● **PROBLEM**:
Every entry that follows needs to be repeated exactly.

>> start

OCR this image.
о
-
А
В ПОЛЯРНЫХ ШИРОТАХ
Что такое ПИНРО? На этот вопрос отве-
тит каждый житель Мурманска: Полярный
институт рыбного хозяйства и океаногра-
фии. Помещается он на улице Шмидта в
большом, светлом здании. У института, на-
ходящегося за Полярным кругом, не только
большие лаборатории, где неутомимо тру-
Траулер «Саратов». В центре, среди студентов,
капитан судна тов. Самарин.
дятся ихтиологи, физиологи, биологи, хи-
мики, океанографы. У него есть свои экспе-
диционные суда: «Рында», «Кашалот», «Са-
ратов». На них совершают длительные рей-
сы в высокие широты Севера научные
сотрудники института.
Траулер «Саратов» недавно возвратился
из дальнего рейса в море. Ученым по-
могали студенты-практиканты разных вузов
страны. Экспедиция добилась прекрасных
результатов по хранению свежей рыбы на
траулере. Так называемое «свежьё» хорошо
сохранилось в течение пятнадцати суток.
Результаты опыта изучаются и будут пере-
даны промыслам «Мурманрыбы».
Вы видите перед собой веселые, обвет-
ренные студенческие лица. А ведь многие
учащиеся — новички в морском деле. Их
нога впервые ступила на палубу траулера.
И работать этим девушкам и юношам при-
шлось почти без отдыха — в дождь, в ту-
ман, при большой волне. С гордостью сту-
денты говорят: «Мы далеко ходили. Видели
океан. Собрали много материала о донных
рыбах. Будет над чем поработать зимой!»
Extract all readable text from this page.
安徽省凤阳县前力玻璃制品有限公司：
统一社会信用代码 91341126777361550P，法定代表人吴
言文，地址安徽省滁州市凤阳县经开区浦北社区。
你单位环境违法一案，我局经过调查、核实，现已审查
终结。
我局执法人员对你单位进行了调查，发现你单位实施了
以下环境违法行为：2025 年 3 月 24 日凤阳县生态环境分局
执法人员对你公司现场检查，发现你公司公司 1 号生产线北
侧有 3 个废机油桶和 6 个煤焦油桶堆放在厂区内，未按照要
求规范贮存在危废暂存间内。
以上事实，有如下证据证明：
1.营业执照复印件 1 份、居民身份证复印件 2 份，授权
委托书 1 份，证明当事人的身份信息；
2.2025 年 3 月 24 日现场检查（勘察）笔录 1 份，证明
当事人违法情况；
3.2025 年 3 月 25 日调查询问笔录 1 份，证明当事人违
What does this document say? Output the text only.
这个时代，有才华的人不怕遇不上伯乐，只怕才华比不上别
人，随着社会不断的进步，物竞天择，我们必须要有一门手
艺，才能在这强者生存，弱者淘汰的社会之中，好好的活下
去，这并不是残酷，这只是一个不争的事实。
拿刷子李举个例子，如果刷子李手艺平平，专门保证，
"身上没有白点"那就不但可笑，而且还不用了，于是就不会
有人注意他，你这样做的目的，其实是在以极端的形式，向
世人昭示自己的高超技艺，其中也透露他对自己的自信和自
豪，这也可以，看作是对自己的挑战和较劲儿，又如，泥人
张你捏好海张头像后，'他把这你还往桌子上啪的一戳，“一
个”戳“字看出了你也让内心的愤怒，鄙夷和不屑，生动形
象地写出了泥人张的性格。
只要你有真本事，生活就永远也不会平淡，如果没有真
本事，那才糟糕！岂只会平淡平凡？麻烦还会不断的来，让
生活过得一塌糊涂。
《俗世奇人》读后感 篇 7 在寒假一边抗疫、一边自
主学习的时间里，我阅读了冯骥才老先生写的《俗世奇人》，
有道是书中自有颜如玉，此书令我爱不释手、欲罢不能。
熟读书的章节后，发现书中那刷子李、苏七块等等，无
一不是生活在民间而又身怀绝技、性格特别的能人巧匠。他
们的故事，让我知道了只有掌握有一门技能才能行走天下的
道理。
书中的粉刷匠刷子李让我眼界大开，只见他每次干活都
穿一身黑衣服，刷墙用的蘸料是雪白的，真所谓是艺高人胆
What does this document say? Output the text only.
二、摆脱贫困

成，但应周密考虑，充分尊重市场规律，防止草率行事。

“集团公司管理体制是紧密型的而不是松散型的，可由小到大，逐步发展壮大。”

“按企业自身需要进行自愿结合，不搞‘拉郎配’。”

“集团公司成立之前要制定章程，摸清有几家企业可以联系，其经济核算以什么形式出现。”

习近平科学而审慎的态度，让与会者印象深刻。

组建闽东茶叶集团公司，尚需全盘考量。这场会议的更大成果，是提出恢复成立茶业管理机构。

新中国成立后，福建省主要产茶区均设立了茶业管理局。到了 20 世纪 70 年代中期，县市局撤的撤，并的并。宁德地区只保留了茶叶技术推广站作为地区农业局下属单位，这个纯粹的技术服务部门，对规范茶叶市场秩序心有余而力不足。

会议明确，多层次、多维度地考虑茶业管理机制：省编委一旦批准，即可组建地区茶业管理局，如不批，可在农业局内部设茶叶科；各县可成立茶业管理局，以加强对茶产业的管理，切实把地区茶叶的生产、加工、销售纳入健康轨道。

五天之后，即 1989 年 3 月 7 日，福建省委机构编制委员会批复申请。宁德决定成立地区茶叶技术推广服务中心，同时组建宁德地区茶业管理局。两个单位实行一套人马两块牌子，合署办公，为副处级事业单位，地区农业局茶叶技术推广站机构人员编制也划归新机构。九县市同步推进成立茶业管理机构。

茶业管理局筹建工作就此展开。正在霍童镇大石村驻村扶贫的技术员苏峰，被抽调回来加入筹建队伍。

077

>> end

● **CORRECT ANSWER**:
OCR this image.
о
-
А
В ПОЛЯРНЫХ ШИРОТАХ
Что такое ПИНРО? На этот вопрос отве-
тит каждый житель Мурманска: Полярный
институт рыбного хозяйства и океаногра-
фии. Помещается он на улице Шмидта в
большом, светлом здании. У института, на-
ходящегося за Полярным кругом, не только
большие лаборатории, где неутомимо тру-
Траулер «Саратов». В центре, среди студентов,
капитан судна тов. Самарин.
дятся ихтиологи, физиологи, биологи, хи-
мики, океанографы. У него есть свои экспе-
диционные суда: «Рында», «Кашалот», «Са-
ратов». На них совершают длительные рей-
сы в высокие широты Севера научные
сотрудники института.
Траулер «Саратов» недавно возвратился
из дальнего рейса в море. Ученым по-
могали студенты-практиканты разных вузов
страны. Экспедиция добилась прекрасных
результатов по хранению свежей рыбы на
траулере. Так называемое «свежьё» хорошо
сохранилось в течение пятнадцати суток.
Результаты опыта изучаются и будут пере-
даны промыслам «Мурманрыбы».
Вы видите перед собой веселые, обвет-
ренные студенческие лица. А ведь многие
учащиеся — новички в морском деле. Их
нога впервые ступила на палубу траулера.
И работать этим девушкам и юношам при-
шлось почти без отдыха — в дождь, в ту-
ман, при большой волне. С гордостью сту-
денты говорят: «Мы далеко ходили. Видели
океан. Собрали много материала о донных
рыбах. Будет над чем поработать зимой!»
Extract all readable text from this page.
安徽省凤阳县前力玻璃制品有限公司：
统一社会信用代码 91341126777361550P，法定代表人吴
言文，地址安徽省滁州市凤阳县经开区浦北社区。
你单位环境违法一案，我局经过调查、核实，现已审查
终结。
我局执法人员对你单位进行了调查，发现你单位实施了
以下环境违法行为：2025 年 3 月 24 日凤阳县生态环境分局
执法人员对你公司现场检查，发现你公司公司 1 号生产线北
侧有 3 个废机油桶和 6 个煤焦油桶堆放在厂区内，未按照要
求规范贮存在危废暂存间内。
以上事实，有如下证据证明：
1.营业执照复印件 1 份、居民身份证复印件 2 份，授权
委托书 1 份，证明当事人的身份信息；
2.2025 年 3 月 24 日现场检查（勘察）笔录 1 份，证明
当事人违法情况；
3.2025 年 3 月 25 日调查询问笔录 1 份，证明当事人违
What does this document say? Output the text only.
这个时代，有才华的人不怕遇不上伯乐，只怕才华比不上别
人，随着社会不断的进步，物竞天择，我们必须要有一门手
艺，才能在这强者生存，弱者淘汰的社会之中，好好的活下
去，这并不是残酷，这只是一个不争的事实。
拿刷子李举个例子，如果刷子李手艺平平，专门保证，
"身上没有白点"那就不但可笑，而且还不用了，于是就不会
有人注意他，你这样做的目的，其实是在以极端的形式，向
世人昭示自己的高超技艺，其中也透露他对自己的自信和自
豪，这也可以，看作是对自己的挑战和较劲儿，又如，泥人
张你捏好海张头像后，'他把这你还往桌子上啪的一戳，“一
个”戳“字看出了你也让内心的愤怒，鄙夷和不屑，生动形
象地写出了泥人张的性格。
只要你有真本事，生活就永远也不会平淡，如果没有真
本事，那才糟糕！岂只会平淡平凡？麻烦还会不断的来，让
生活过得一塌糊涂。
《俗世奇人》读后感 篇 7 在寒假一边抗疫、一边自
主学习的时间里，我阅读了冯骥才老先生写的《俗世奇人》，
有道是书中自有颜如玉，此书令我爱不释手、欲罢不能。
熟读书的章节后，发现书中那刷子李、苏七块等等，无
一不是生活在民间而又身怀绝技、性格特别的能人巧匠。他
们的故事，让我知道了只有掌握有一门技能才能行走天下的
道理。
书中的粉刷匠刷子李让我眼界大开，只见他每次干活都
穿一身黑衣服，刷墙用的蘸料是雪白的，真所谓是艺高人胆
What does this document say? Output the text only.
二、摆脱贫困

成，但应周密考虑，充分尊重市场规律，防止草率行事。

“集团公司管理体制是紧密型的而不是松散型的，可由小到大，逐步发展壮大。”

“按企业自身需要进行自愿结合，不搞‘拉郎配’。”

“集团公司成立之前要制定章程，摸清有几家企业可以联系，其经济核算以什么形式出现。”

习近平科学而审慎的态度，让与会者印象深刻。

组建闽东茶叶集团公司，尚需全盘考量。这场会议的更大成果，是提出恢复成立茶业管理机构。

新中国成立后，福建省主要产茶区均设立了茶业管理局。到了 20 世纪 70 年代中期，县市局撤的撤，并的并。宁德地区只保留了茶叶技术推广站作为地区农业局下属单位，这个纯粹的技术服务部门，对规范茶叶市场秩序心有余而力不足。

会议明确，多层次、多维度地考虑茶业管理机制：省编委一旦批准，即可组建地区茶业管理局，如不批，可在农业局内部设茶叶科；各县可成立茶业管理局，以加强对茶产业的管理，切实把地区茶叶的生产、加工、销售纳入健康轨道。

五天之后，即 1989 年 3 月 7 日，福建省委机构编制委员会批复申请。宁德决定成立地区茶叶技术推广服务中心，同时组建宁德地区茶业管理局。两个单位实行一套人马两块牌子，合署办公，为副处级事业单位，地区农业局茶叶技术推广站机构人员编制也划归新机构。九县市同步推进成立茶业管理机构。

茶业管理局筹建工作就此展开。正在霍童镇大石村驻村扶贫的技术员苏峰，被抽调回来加入筹建队伍。

077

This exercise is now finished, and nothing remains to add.